**Stated goal**:
Swap "x-tick-label" for "x-axis-label" in the stretch of data from the line containing "legend-label: w/o enriched representation — [310, 646, 484, 662]" through the line containing "y-tick-label: 10 — [9, 562, 23, 576]". Return only those lines, with nothing else changed.

** BEGIN **

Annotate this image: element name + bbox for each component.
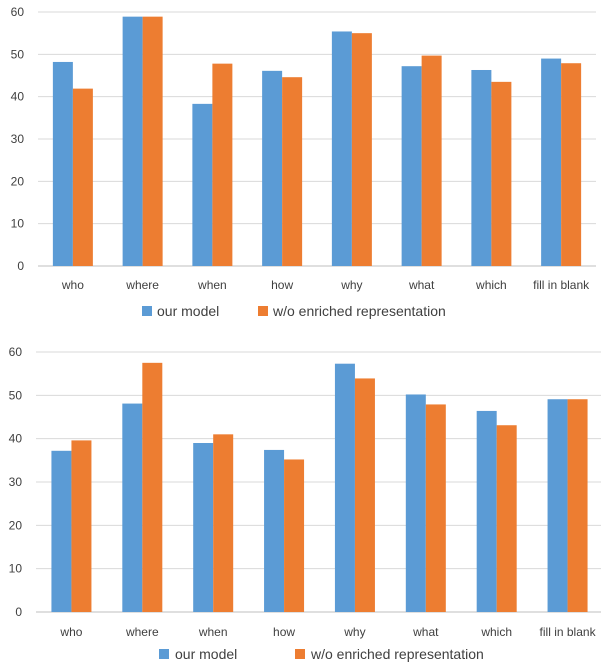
legend-label: w/o enriched representation — [310, 646, 484, 662]
y-tick-label: 40 — [11, 90, 25, 104]
y-tick-label: 0 — [17, 259, 24, 273]
x-tick-label: why — [343, 625, 365, 639]
x-tick-label: when — [197, 278, 227, 292]
bar-our-model-when — [193, 443, 214, 612]
bar-wo-enriched-why — [351, 33, 372, 266]
y-tick-label: 10 — [11, 217, 25, 231]
y-tick-label: 40 — [9, 432, 23, 446]
y-tick-label: 10 — [9, 562, 23, 576]
bar-wo-enriched-what — [425, 404, 446, 612]
bar-our-model-why — [331, 31, 352, 267]
x-tick-label: where — [125, 278, 159, 292]
bar-wo-enriched-why — [354, 378, 375, 612]
x-tick-label: why — [340, 278, 362, 292]
bar-wo-enriched-which — [496, 425, 517, 612]
x-tick-label: what — [412, 625, 439, 639]
bar-our-model-how — [262, 70, 283, 267]
bar-our-model-where — [122, 16, 143, 267]
chart-1: 0 10 20 30 40 50 60 who where when how why what which… — [11, 5, 596, 319]
bar-our-model-what — [405, 394, 426, 612]
y-tick-label: 20 — [11, 174, 25, 188]
bar-our-model-where — [122, 403, 143, 612]
y-tick-label: 20 — [9, 518, 23, 532]
bar-wo-enriched-fill-in-blank — [567, 399, 588, 612]
y-tick-label: 0 — [15, 605, 22, 619]
x-tick-label: fill in blank — [533, 278, 590, 292]
x-tick-label: which — [480, 625, 512, 639]
bar-our-model-fill-in-blank — [547, 399, 568, 612]
bar-wo-enriched-where — [142, 16, 163, 267]
bar-wo-enriched-which — [491, 81, 512, 266]
y-tick-label: 50 — [9, 388, 23, 402]
bar-our-model-who — [51, 450, 72, 612]
bar-our-model-who — [52, 61, 73, 266]
bar-our-model-how — [264, 449, 285, 612]
bar-wo-enriched-who — [71, 440, 92, 612]
chart-2: 0 10 20 30 40 50 60 who where when how why what which… — [9, 345, 601, 662]
y-tick-label: 60 — [9, 345, 23, 359]
y-tick-label: 50 — [11, 47, 25, 61]
x-tick-label: how — [271, 278, 293, 292]
bar-wo-enriched-fill-in-blank — [561, 63, 582, 267]
legend-label: our model — [175, 646, 237, 662]
x-tick-label: fill in blank — [540, 625, 597, 639]
legend-swatch — [295, 649, 305, 659]
legend-label: w/o enriched representation — [272, 303, 446, 319]
bar-wo-enriched-how — [282, 77, 303, 267]
y-tick-label: 30 — [11, 132, 25, 146]
bar-our-model-which — [471, 69, 492, 266]
bar-wo-enriched-when — [212, 63, 233, 266]
bar-our-model-what — [401, 66, 422, 266]
x-tick-label: where — [125, 625, 159, 639]
legend-swatch — [142, 306, 152, 316]
x-tick-label: how — [273, 625, 295, 639]
x-tick-label: who — [61, 278, 84, 292]
bar-our-model-when — [192, 103, 213, 266]
bar-wo-enriched-what — [421, 55, 442, 266]
y-tick-label: 60 — [11, 5, 25, 19]
legend-swatch — [258, 306, 268, 316]
bar-our-model-why — [334, 363, 355, 612]
x-tick-label: when — [198, 625, 228, 639]
bar-our-model-which — [476, 410, 497, 612]
bar-wo-enriched-where — [142, 362, 163, 612]
legend-swatch — [159, 649, 169, 659]
x-tick-label: who — [59, 625, 82, 639]
bar-wo-enriched-who — [72, 88, 93, 266]
x-tick-label: what — [408, 278, 435, 292]
legend-label: our model — [157, 303, 219, 319]
bar-our-model-fill-in-blank — [541, 58, 562, 266]
bar-wo-enriched-how — [284, 459, 305, 612]
x-tick-label: which — [475, 278, 507, 292]
bar-wo-enriched-when — [213, 434, 234, 612]
y-tick-label: 30 — [9, 475, 23, 489]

** END **

**Written reply**:
legend-label: w/o enriched representation — [310, 646, 484, 662]
y-tick-label: 40 — [11, 90, 25, 104]
y-tick-label: 0 — [17, 259, 24, 273]
x-axis-label: why — [343, 625, 365, 639]
x-axis-label: when — [197, 278, 227, 292]
bar-our-model-when — [193, 443, 214, 612]
bar-wo-enriched-why — [351, 33, 372, 266]
y-tick-label: 10 — [11, 217, 25, 231]
y-tick-label: 40 — [9, 432, 23, 446]
y-tick-label: 10 — [9, 562, 23, 576]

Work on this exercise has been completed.